### GIVEN INSTRUCTION:
From the entries that follow, pick out all lines holding "right".

### DATASET CONTENT:
** begin **
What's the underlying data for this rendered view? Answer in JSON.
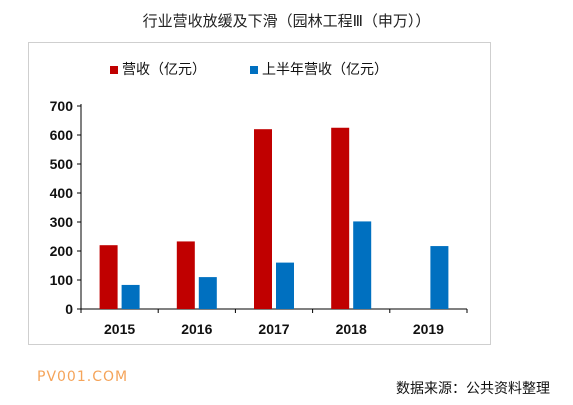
{
  "title": "行业营收放缓及下滑（园林工程Ⅲ（申万））",
  "watermark": "PV001.COM",
  "source": "数据来源：公共资料整理",
  "colors": {
    "revenue": "#C00000",
    "half_year": "#0070C0",
    "axis": "#000000"
  },
  "chart_data": {
    "type": "bar",
    "categories": [
      "2015",
      "2016",
      "2017",
      "2018",
      "2019"
    ],
    "series": [
      {
        "name": "营收（亿元）",
        "values": [
          220,
          233,
          620,
          625,
          null
        ]
      },
      {
        "name": "上半年营收（亿元）",
        "values": [
          83,
          110,
          160,
          302,
          217
        ]
      }
    ],
    "yticks": [
      0,
      100,
      200,
      300,
      400,
      500,
      600,
      700
    ],
    "ylim": [
      0,
      700
    ],
    "legend_position": "top",
    "grid": false
  }
}
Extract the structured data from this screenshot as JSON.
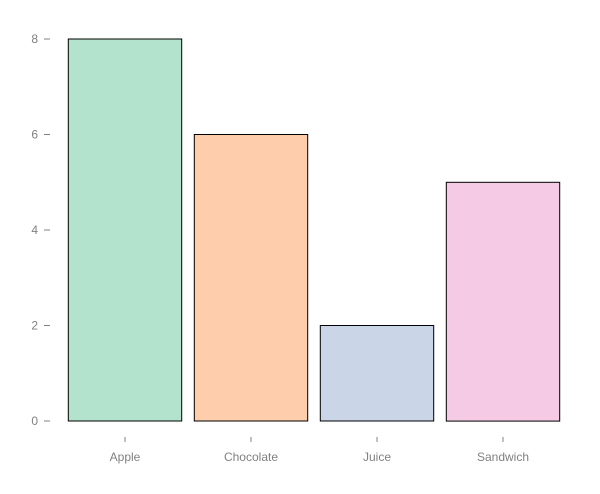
{
  "chart_data": {
    "type": "bar",
    "categories": [
      "Apple",
      "Chocolate",
      "Juice",
      "Sandwich"
    ],
    "values": [
      8,
      6,
      2,
      5
    ],
    "colors": [
      "#b3e2cd",
      "#fdcdac",
      "#cbd5e8",
      "#f4cae4"
    ],
    "title": "",
    "xlabel": "",
    "ylabel": "",
    "ylim": [
      0,
      8
    ],
    "yticks": [
      0,
      2,
      4,
      6,
      8
    ],
    "grid": false,
    "legend": "none"
  }
}
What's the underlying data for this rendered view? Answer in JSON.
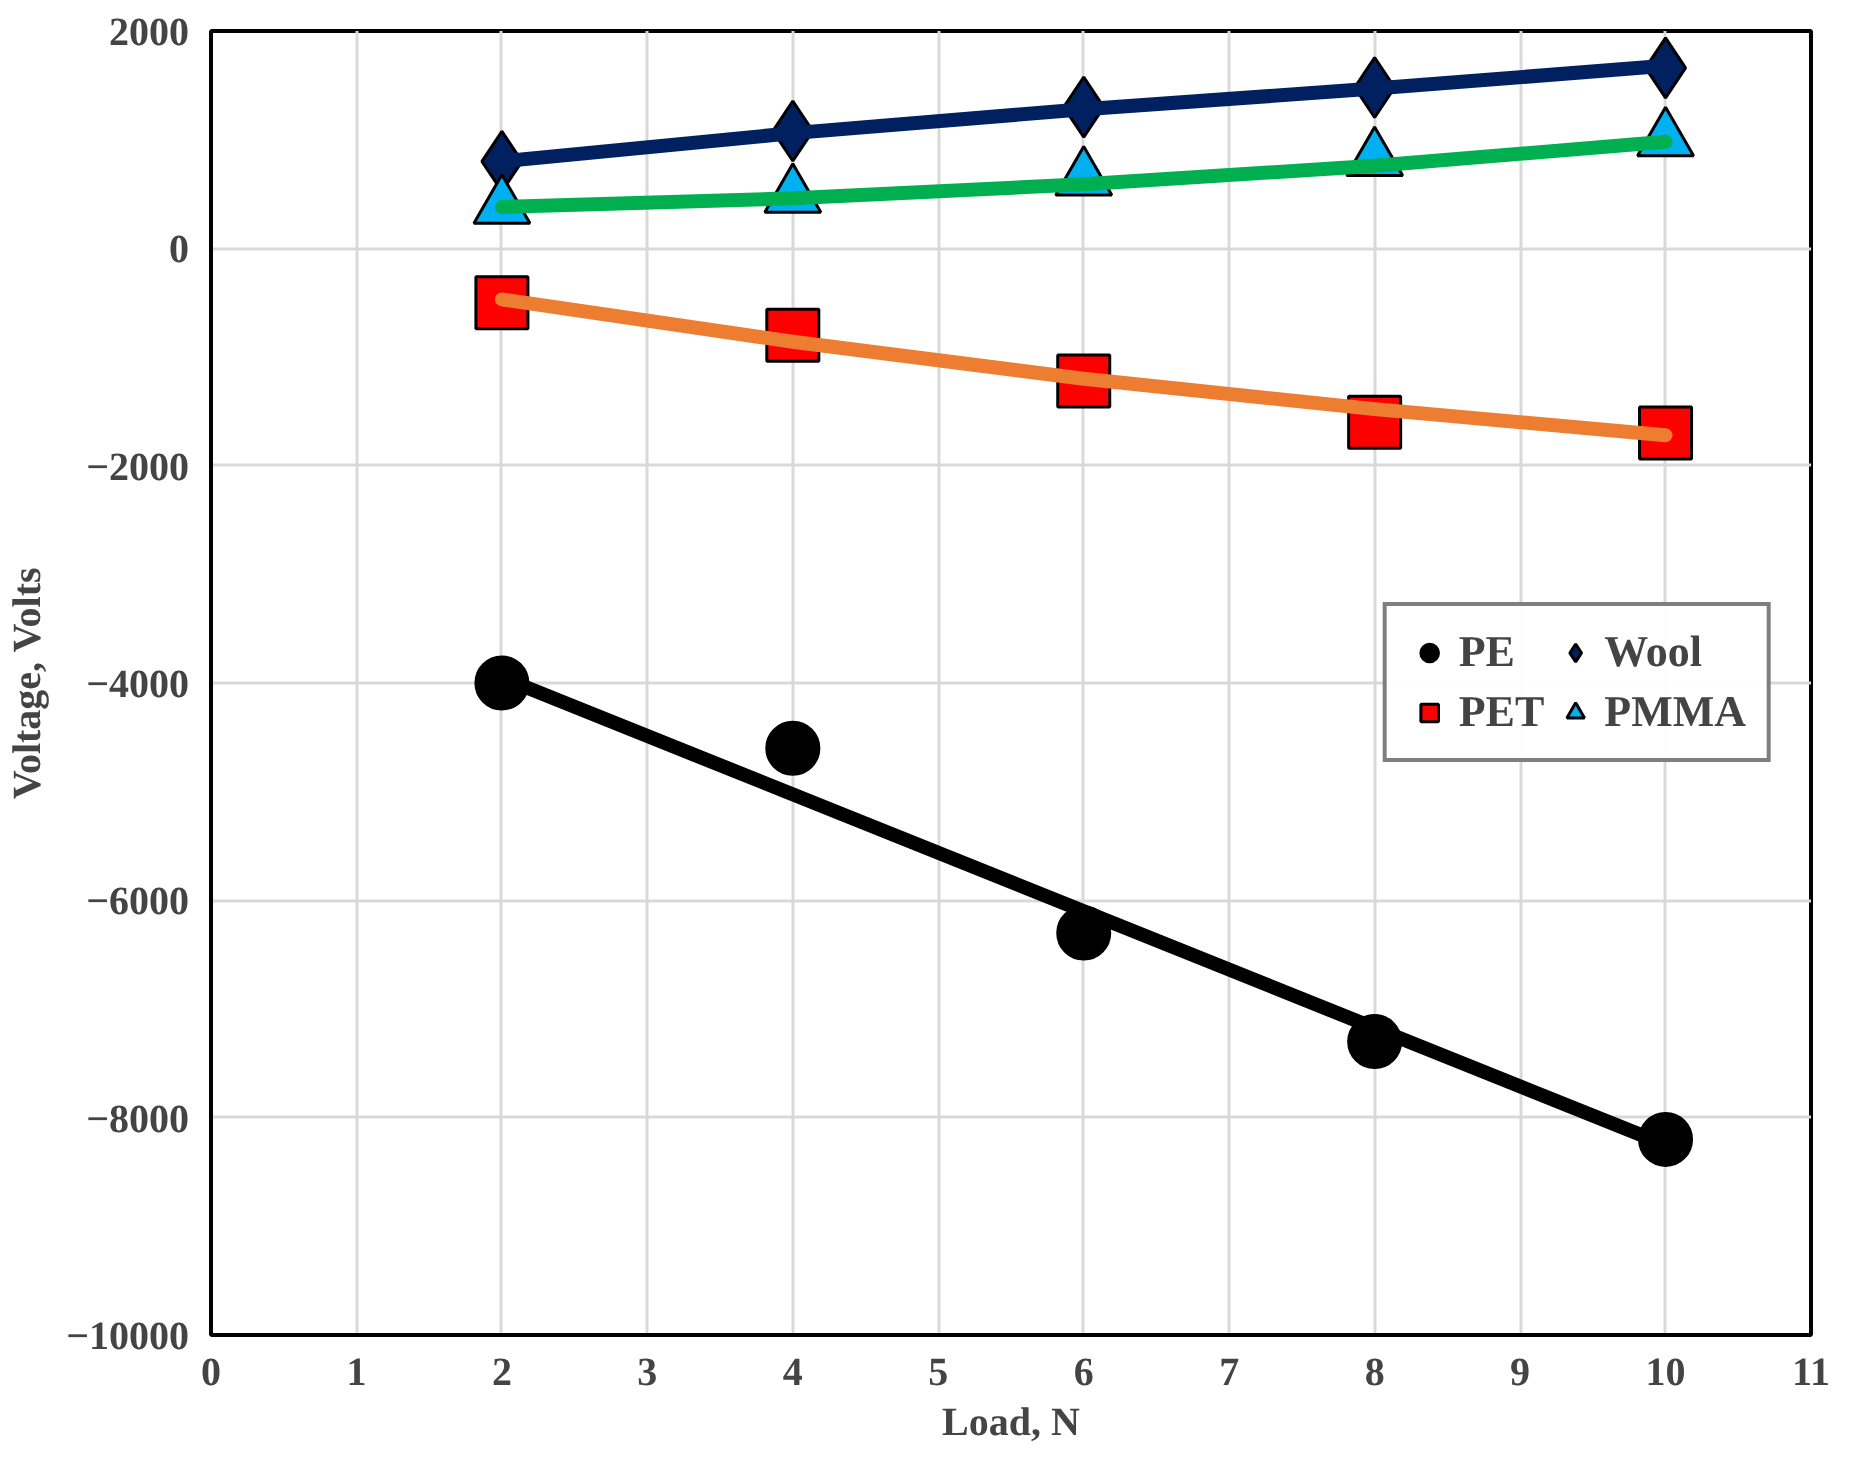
{
  "chart_data": {
    "type": "scatter",
    "xlabel": "Load, N",
    "ylabel": "Voltage, Volts",
    "xlim": [
      0,
      11
    ],
    "xticks": [
      0,
      1,
      2,
      3,
      4,
      5,
      6,
      7,
      8,
      9,
      10,
      11
    ],
    "ylim": [
      -10000,
      2000
    ],
    "yticks": [
      -10000,
      -8000,
      -6000,
      -4000,
      -2000,
      0,
      2000
    ],
    "grid": true,
    "legend": "right",
    "series": [
      {
        "name": "PE",
        "color": "#000000",
        "marker": "circle",
        "x": [
          2,
          4,
          6,
          8,
          10
        ],
        "values": [
          -4000,
          -4600,
          -6300,
          -7300,
          -8200
        ]
      },
      {
        "name": "PET",
        "color": "#ff0000",
        "marker": "square",
        "x": [
          2,
          4,
          6,
          8,
          10
        ],
        "values": [
          -500,
          -800,
          -1220,
          -1600,
          -1700
        ]
      },
      {
        "name": "Wool",
        "color": "#002060",
        "marker": "diamond",
        "x": [
          2,
          4,
          6,
          8,
          10
        ],
        "values": [
          800,
          1080,
          1300,
          1480,
          1660
        ]
      },
      {
        "name": "PMMA",
        "color": "#00b0f0",
        "marker": "triangle",
        "x": [
          2,
          4,
          6,
          8,
          10
        ],
        "values": [
          380,
          480,
          640,
          820,
          1000
        ]
      },
      {
        "type": "line",
        "color": "#000000",
        "x": [
          2,
          10
        ],
        "values": [
          -3950,
          -8250
        ]
      },
      {
        "type": "line",
        "color": "#ed7d31",
        "x": [
          2,
          4,
          6,
          8,
          10
        ],
        "values": [
          -470,
          -860,
          -1200,
          -1480,
          -1720
        ]
      },
      {
        "type": "line",
        "color": "#002060",
        "x": [
          2,
          4,
          6,
          8,
          10
        ],
        "values": [
          800,
          1060,
          1280,
          1470,
          1680
        ]
      },
      {
        "type": "line",
        "color": "#00b050",
        "x": [
          2,
          4,
          6,
          8,
          10
        ],
        "values": [
          380,
          460,
          590,
          760,
          980
        ]
      }
    ]
  }
}
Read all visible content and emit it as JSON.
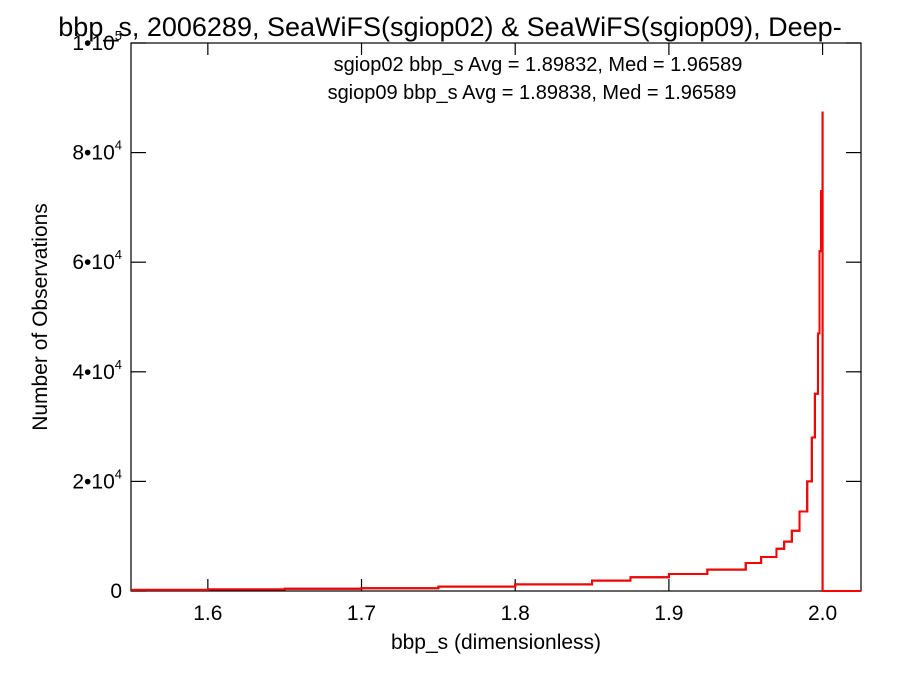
{
  "chart_data": {
    "type": "line",
    "title": "bbp_s, 2006289, SeaWiFS(sgiop02) & SeaWiFS(sgiop09), Deep-",
    "xlabel": "bbp_s (dimensionless)",
    "ylabel": "Number of Observations",
    "xlim": [
      1.55,
      2.025
    ],
    "ylim": [
      0,
      100000
    ],
    "x_ticks": [
      {
        "value": 1.6,
        "label": "1.6"
      },
      {
        "value": 1.7,
        "label": "1.7"
      },
      {
        "value": 1.8,
        "label": "1.8"
      },
      {
        "value": 1.9,
        "label": "1.9"
      },
      {
        "value": 2.0,
        "label": "2.0"
      }
    ],
    "y_ticks": [
      {
        "value": 0,
        "mantissa": "0",
        "exponent": ""
      },
      {
        "value": 20000,
        "mantissa": "2•10",
        "exponent": "4"
      },
      {
        "value": 40000,
        "mantissa": "4•10",
        "exponent": "4"
      },
      {
        "value": 60000,
        "mantissa": "6•10",
        "exponent": "4"
      },
      {
        "value": 80000,
        "mantissa": "8•10",
        "exponent": "4"
      },
      {
        "value": 100000,
        "mantissa": "1•10",
        "exponent": "5"
      }
    ],
    "grid": false,
    "legend_position": "top-right",
    "series": [
      {
        "name": "sgiop02",
        "label": "sgiop02 bbp_s Avg = 1.89832, Med = 1.96589",
        "color": "#000000",
        "x": [
          1.55,
          1.6,
          1.65,
          1.7,
          1.75,
          1.8,
          1.85,
          1.875,
          1.9,
          1.925,
          1.95,
          1.96,
          1.97,
          1.975,
          1.98,
          1.985,
          1.99,
          1.993,
          1.995,
          1.997,
          1.998,
          1.999,
          2.0,
          2.0,
          2.025
        ],
        "y": [
          200,
          300,
          400,
          500,
          800,
          1200,
          1900,
          2500,
          3100,
          3900,
          5100,
          6200,
          7700,
          9000,
          11000,
          14500,
          20000,
          28000,
          36000,
          47000,
          62000,
          73000,
          87500,
          0,
          0
        ]
      },
      {
        "name": "sgiop09",
        "label": "sgiop09 bbp_s Avg = 1.89838, Med = 1.96589",
        "color": "#ff0000",
        "x": [
          1.55,
          1.6,
          1.65,
          1.7,
          1.75,
          1.8,
          1.85,
          1.875,
          1.9,
          1.925,
          1.95,
          1.96,
          1.97,
          1.975,
          1.98,
          1.985,
          1.99,
          1.993,
          1.995,
          1.997,
          1.998,
          1.999,
          2.0,
          2.0,
          2.025
        ],
        "y": [
          200,
          300,
          400,
          500,
          800,
          1200,
          1900,
          2500,
          3100,
          3900,
          5100,
          6200,
          7700,
          9000,
          11000,
          14500,
          20000,
          28000,
          36000,
          47000,
          62000,
          73000,
          87500,
          0,
          0
        ]
      }
    ]
  }
}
** end **
### WORKED ANSWER:
    "legend": "right",
    "legend_position": "top-right",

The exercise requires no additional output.